— BEGIN The input —

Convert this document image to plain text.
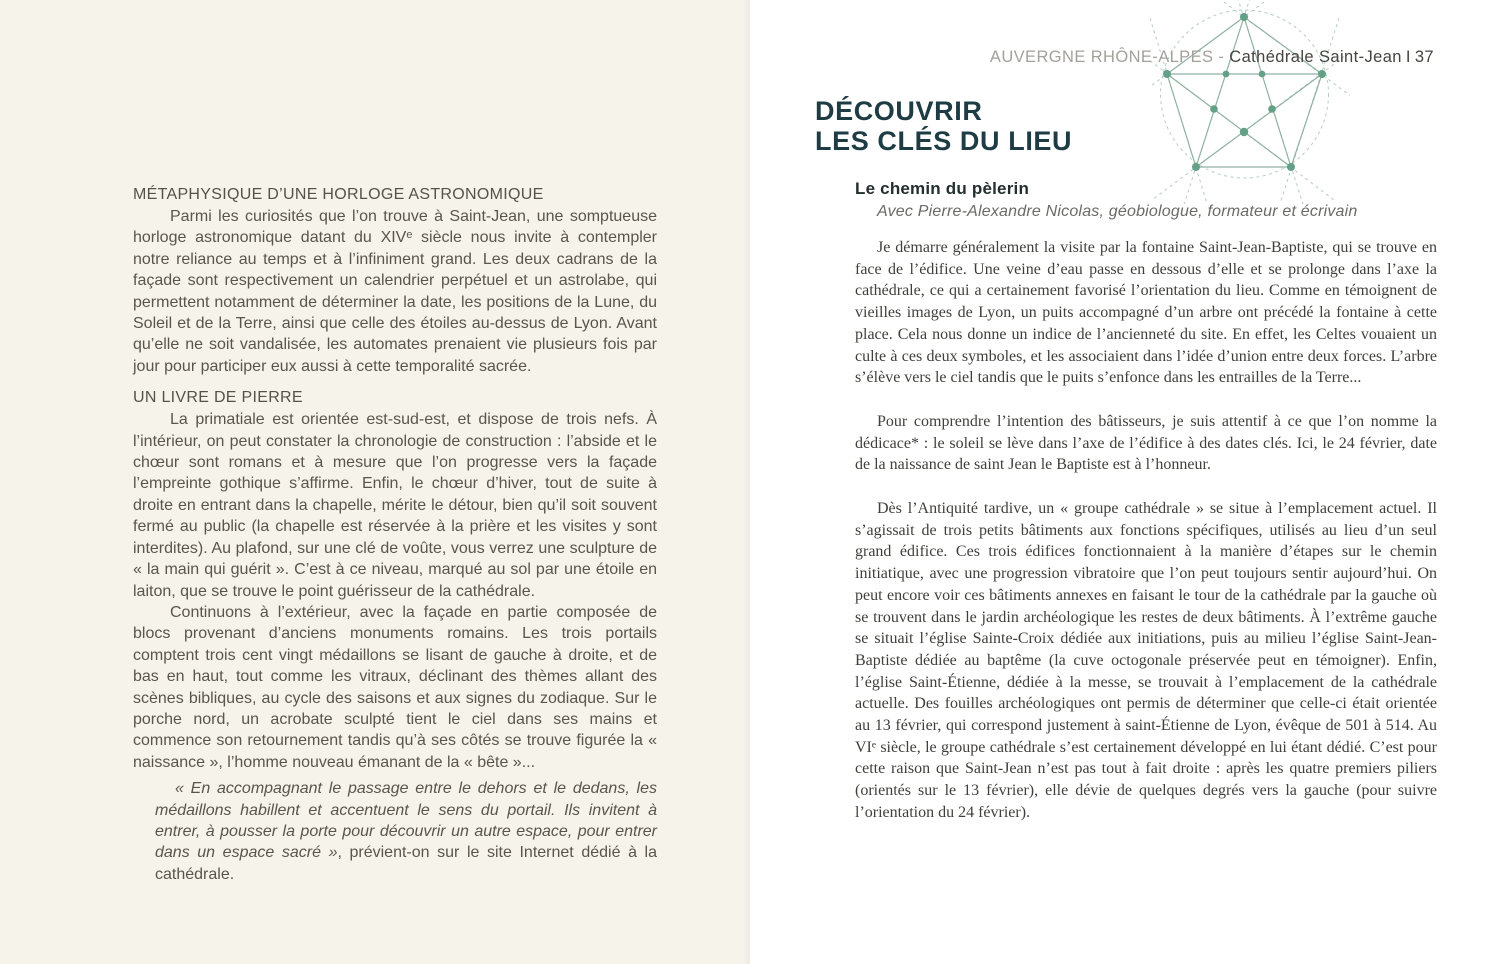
MÉTAPHYSIQUE D’UNE HORLOGE ASTRONOMIQUE

Parmi les curiosités que l’on trouve à Saint-Jean, une somptueuse horloge astronomique datant du XIVᵉ siècle nous invite à contempler notre reliance au temps et à l’infiniment grand. Les deux cadrans de la façade sont respectivement un calendrier perpétuel et un astrolabe, qui permettent notamment de déterminer la date, les positions de la Lune, du Soleil et de la Terre, ainsi que celle des étoiles au-dessus de Lyon. Avant qu’elle ne soit vandalisée, les automates prenaient vie plusieurs fois par jour pour participer eux aussi à cette temporalité sacrée.

UN LIVRE DE PIERRE

La primatiale est orientée est-sud-est, et dispose de trois nefs. À l’intérieur, on peut constater la chronologie de construction : l’abside et le chœur sont romans et à mesure que l’on progresse vers la façade l’empreinte gothique s’affirme. Enfin, le chœur d’hiver, tout de suite à droite en entrant dans la chapelle, mérite le détour, bien qu’il soit souvent fermé au public (la chapelle est réservée à la prière et les visites y sont interdites). Au plafond, sur une clé de voûte, vous verrez une sculpture de « la main qui guérit ». C’est à ce niveau, marqué au sol par une étoile en laiton, que se trouve le point guérisseur de la cathédrale.

Continuons à l’extérieur, avec la façade en partie composée de blocs provenant d’anciens monuments romains. Les trois portails comptent trois cent vingt médaillons se lisant de gauche à droite, et de bas en haut, tout comme les vitraux, déclinant des thèmes allant des scènes bibliques, au cycle des saisons et aux signes du zodiaque. Sur le porche nord, un acrobate sculpté tient le ciel dans ses mains et commence son retournement tandis qu’à ses côtés se trouve figurée la « naissance », l’homme nouveau émanant de la « bête »...

« En accompagnant le passage entre le dehors et le dedans, les médaillons habillent et accentuent le sens du portail. Ils invitent à entrer, à pousser la porte pour découvrir un autre espace, pour entrer dans un espace sacré », prévient-on sur le site Internet dédié à la cathédrale.
AUVERGNE RHÔNE-ALPES - Cathédrale Saint-Jean I 37
DÉCOUVRIR
LES CLÉS DU LIEU
Le chemin du pèlerin

Avec Pierre-Alexandre Nicolas, géobiologue, formateur et écrivain

Je démarre généralement la visite par la fontaine Saint-Jean-Baptiste, qui se trouve en face de l’édifice. Une veine d’eau passe en dessous d’elle et se prolonge dans l’axe la cathédrale, ce qui a certainement favorisé l’orientation du lieu. Comme en témoignent de vieilles images de Lyon, un puits accompagné d’un arbre ont précédé la fontaine à cette place. Cela nous donne un indice de l’ancienneté du site. En effet, les Celtes vouaient un culte à ces deux symboles, et les associaient dans l’idée d’union entre deux forces. L’arbre s’élève vers le ciel tandis que le puits s’enfonce dans les entrailles de la Terre...

Pour comprendre l’intention des bâtisseurs, je suis attentif à ce que l’on nomme la dédicace* : le soleil se lève dans l’axe de l’édifice à des dates clés. Ici, le 24 février, date de la naissance de saint Jean le Baptiste est à l’honneur.

Dès l’Antiquité tardive, un « groupe cathédrale » se situe à l’emplacement actuel. Il s’agissait de trois petits bâtiments aux fonctions spécifiques, utilisés au lieu d’un seul grand édifice. Ces trois édifices fonctionnaient à la manière d’étapes sur le chemin initiatique, avec une progression vibratoire que l’on peut toujours sentir aujourd’hui. On peut encore voir ces bâtiments annexes en faisant le tour de la cathédrale par la gauche où se trouvent dans le jardin archéologique les restes de deux bâtiments. À l’extrême gauche se situait l’église Sainte-Croix dédiée aux initiations, puis au milieu l’église Saint-Jean-Baptiste dédiée au baptême (la cuve octogonale préservée peut en témoigner). Enfin, l’église Saint-Étienne, dédiée à la messe, se trouvait à l’emplacement de la cathédrale actuelle. Des fouilles archéologiques ont permis de déterminer que celle-ci était orientée au 13 février, qui correspond justement à saint-Étienne de Lyon, évêque de 501 à 514. Au VIᵉ siècle, le groupe cathédrale s’est certainement développé en lui étant dédié. C’est pour cette raison que Saint-Jean n’est pas tout à fait droite : après les quatre premiers piliers (orientés sur le 13 février), elle dévie de quelques degrés vers la gauche (pour suivre l’orientation du 24 février).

— END The input —

Collect each line above holding the string "nous".

• **Exercise solution**:
Parmi les curiosités que l’on trouve à Saint-Jean, une somptueuse horloge astronomique datant du XIVᵉ siècle nous invite à contempler notre reliance au temps et à l’infiniment grand. Les deux cadrans de la façade sont respectivement un calendrier perpétuel et un astrolabe, qui permettent notamment de déterminer la date, les positions de la Lune, du Soleil et de la Terre, ainsi que celle des étoiles au-dessus de Lyon. Avant qu’elle ne soit vandalisée, les automates prenaient vie plusieurs fois par jour pour participer eux aussi à cette temporalité sacrée.
Je démarre généralement la visite par la fontaine Saint-Jean-Baptiste, qui se trouve en face de l’édifice. Une veine d’eau passe en dessous d’elle et se prolonge dans l’axe la cathédrale, ce qui a certainement favorisé l’orientation du lieu. Comme en témoignent de vieilles images de Lyon, un puits accompagné d’un arbre ont précédé la fontaine à cette place. Cela nous donne un indice de l’ancienneté du site. En effet, les Celtes vouaient un culte à ces deux symboles, et les associaient dans l’idée d’union entre deux forces. L’arbre s’élève vers le ciel tandis que le puits s’enfonce dans les entrailles de la Terre...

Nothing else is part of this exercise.